• Exercise prompt:
In your copy, leave out the pictures; write out all the data exactly.

── Excerpted data

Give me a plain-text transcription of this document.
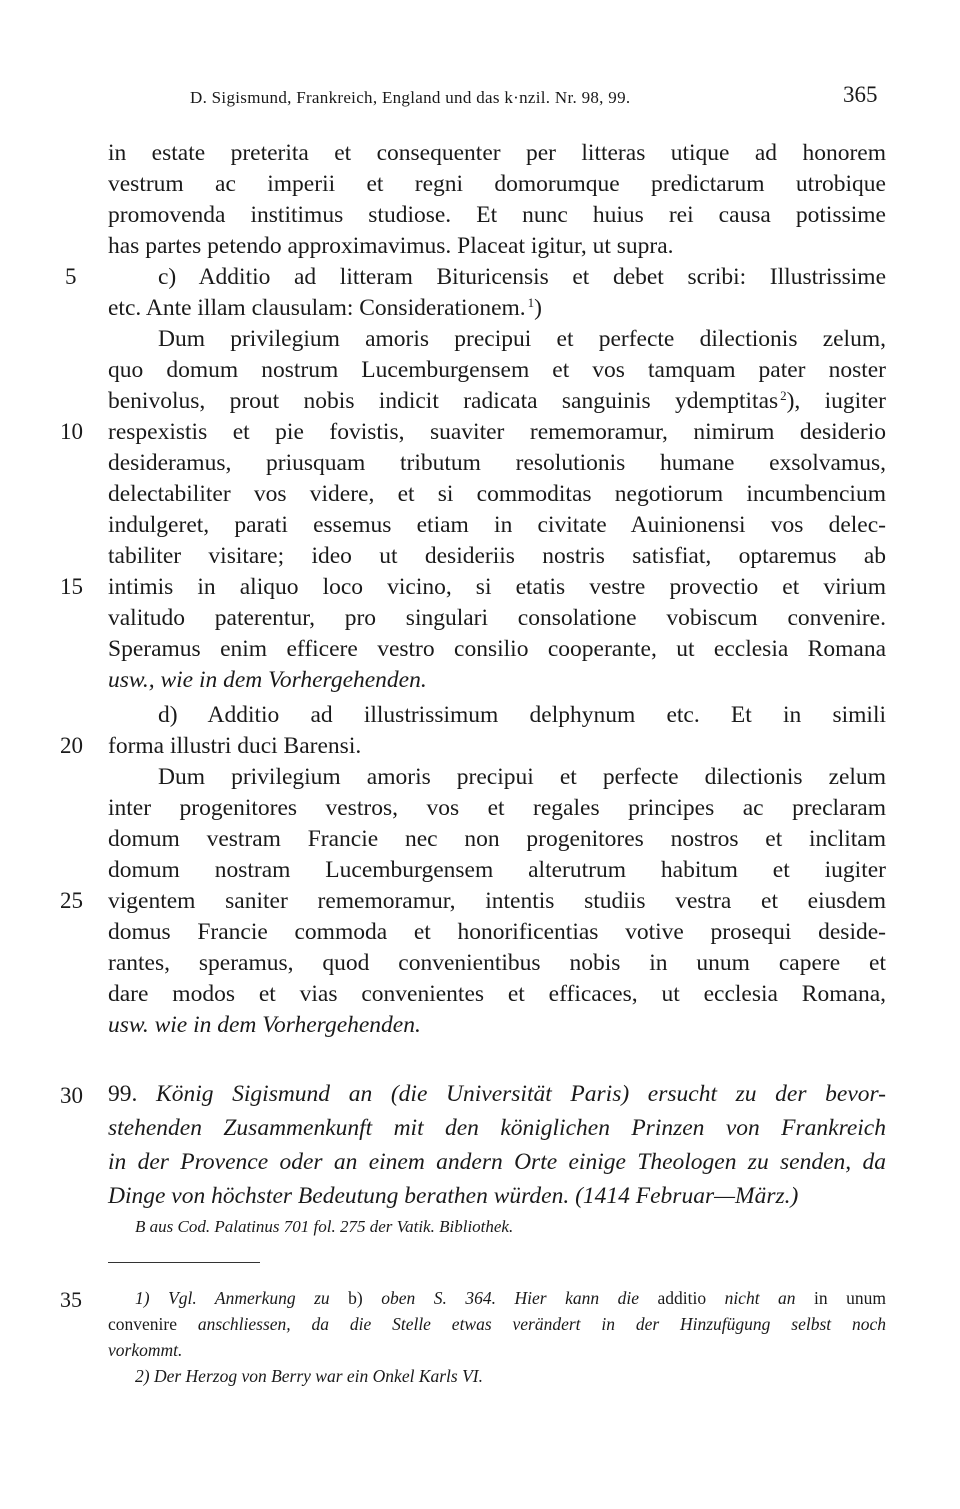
D. Sigismund, Frankreich, England und das k·nzil. Nr. 98, 99.	365
in estate preterita et consequenter per litteras utique ad honorem
vestrum ac imperii et regni domorumque predictarum utrobique
promovenda institimus studiose. Et nunc huius rei causa potissime
has partes petendo approximavimus. Placeat igitur, ut supra.
5	c) Additio ad litteram Bituricensis et debet scribi: Illustrissime
etc. Ante illam clausulam: Considerationem.  $^1$)
Dum privilegium amoris precipui et perfecte dilectionis zelum,
quo domum nostrum Lucemburgensem et vos tamquam pater noster
benivolus, prout nobis indicit radicata sanguinis ydemptitas  $^2$), iugiter
10	respexistis et pie fovistis, suaviter rememoramur, nimirum desiderio
desideramus, priusquam tributum resolutionis humane exsolvamus,
delectabiliter vos videre, et si commoditas negotiorum incumbencium
indulgeret, parati essemus etiam in civitate Auinionensi vos delec-
tabiliter visitare; ideo ut desideriis nostris satisfiat, optaremus ab
15	intimis in aliquo loco vicino, si etatis vestre provectio et virium
valitudo paterentur, pro singulari consolatione vobiscum convenire.
Speramus enim efficere vestro consilio cooperante, ut ecclesia Romana
usw., wie in dem Vorhergehenden.
d) Additio ad illustrissimum delphynum etc. Et in simili
20	forma illustri duci Barensi.
Dum privilegium amoris precipui et perfecte dilectionis zelum
inter progenitores vestros, vos et regales principes ac preclaram
domum vestram Francie nec non progenitores nostros et inclitam
domum nostram Lucemburgensem alterutrum habitum et iugiter
25	vigentem saniter rememoramur, intentis studiis vestra et eiusdem
domus Francie commoda et honorificentias votive prosequi deside-
rantes, speramus, quod convenientibus nobis in unum capere et
dare modos et vias convenientes et efficaces, ut ecclesia Romana,
usw. wie in dem Vorhergehenden.
30	99. König Sigismund an (die Universität Paris) ersucht zu der bevor-
stehenden Zusammenkunft mit den königlichen Prinzen von Frankreich
in der Provence oder an einem andern Orte einige Theologen zu senden, da
Dinge von höchster Bedeutung berathen würden. (1414 Februar—März.)
B aus Cod. Palatinus 701 fol. 275 der Vatik. Bibliothek.
35	1) Vgl. Anmerkung zu b) oben S. 364. Hier kann die additio nicht an in unum
convenire anschliessen, da die Stelle etwas verändert in der Hinzufügung selbst noch
vorkommt.
2) Der Herzog von Berry war ein Onkel Karls VI.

────

• Result for this task:
Give me a plain-text transcription of this document.
D. Sigismund, Frankreich, England und das k·nzil. Nr. 98, 99.	365
in estate preterita et consequenter per litteras utique ad honorem
vestrum ac imperii et regni domorumque predictarum utrobique
promovenda institimus studiose. Et nunc huius rei causa potissime
has partes petendo approximavimus. Placeat igitur, ut supra.
5	c) Additio ad litteram Bituricensis et debet scribi: Illustrissime
etc. Ante illam clausulam: Considerationem.  $^1$)
Dum privilegium amoris precipui et perfecte dilectionis zelum,
quo domum nostrum Lucemburgensem et vos tamquam pater noster
benivolus, prout nobis indicit radicata sanguinis ydemptitas  $^2$), iugiter
10	respexistis et pie fovistis, suaviter rememoramur, nimirum desiderio
desideramus, priusquam tributum resolutionis humane exsolvamus,
delectabiliter vos videre, et si commoditas negotiorum incumbencium
indulgeret, parati essemus etiam in civitate Auinionensi vos delec-
tabiliter visitare; ideo ut desideriis nostris satisfiat, optaremus ab
15	intimis in aliquo loco vicino, si etatis vestre provectio et virium
valitudo paterentur, pro singulari consolatione vobiscum convenire.
Speramus enim efficere vestro consilio cooperante, ut ecclesia Romana
usw., wie in dem Vorhergehenden.
d) Additio ad illustrissimum delphynum etc. Et in simili
20	forma illustri duci Barensi.
Dum privilegium amoris precipui et perfecte dilectionis zelum
inter progenitores vestros, vos et regales principes ac preclaram
domum vestram Francie nec non progenitores nostros et inclitam
domum nostram Lucemburgensem alterutrum habitum et iugiter
25	vigentem saniter rememoramur, intentis studiis vestra et eiusdem
domus Francie commoda et honorificentias votive prosequi deside-
rantes, speramus, quod convenientibus nobis in unum capere et
dare modos et vias convenientes et efficaces, ut ecclesia Romana,
usw. wie in dem Vorhergehenden.
30	99. König Sigismund an (die Universität Paris) ersucht zu der bevor-
stehenden Zusammenkunft mit den königlichen Prinzen von Frankreich
in der Provence oder an einem andern Orte einige Theologen zu senden, da
Dinge von höchster Bedeutung berathen würden. (1414 Februar—März.)
B aus Cod. Palatinus 701 fol. 275 der Vatik. Bibliothek.
35	1) Vgl. Anmerkung zu b) oben S. 364. Hier kann die additio nicht an in unum
convenire anschliessen, da die Stelle etwas verändert in der Hinzufügung selbst noch
vorkommt.
2) Der Herzog von Berry war ein Onkel Karls VI.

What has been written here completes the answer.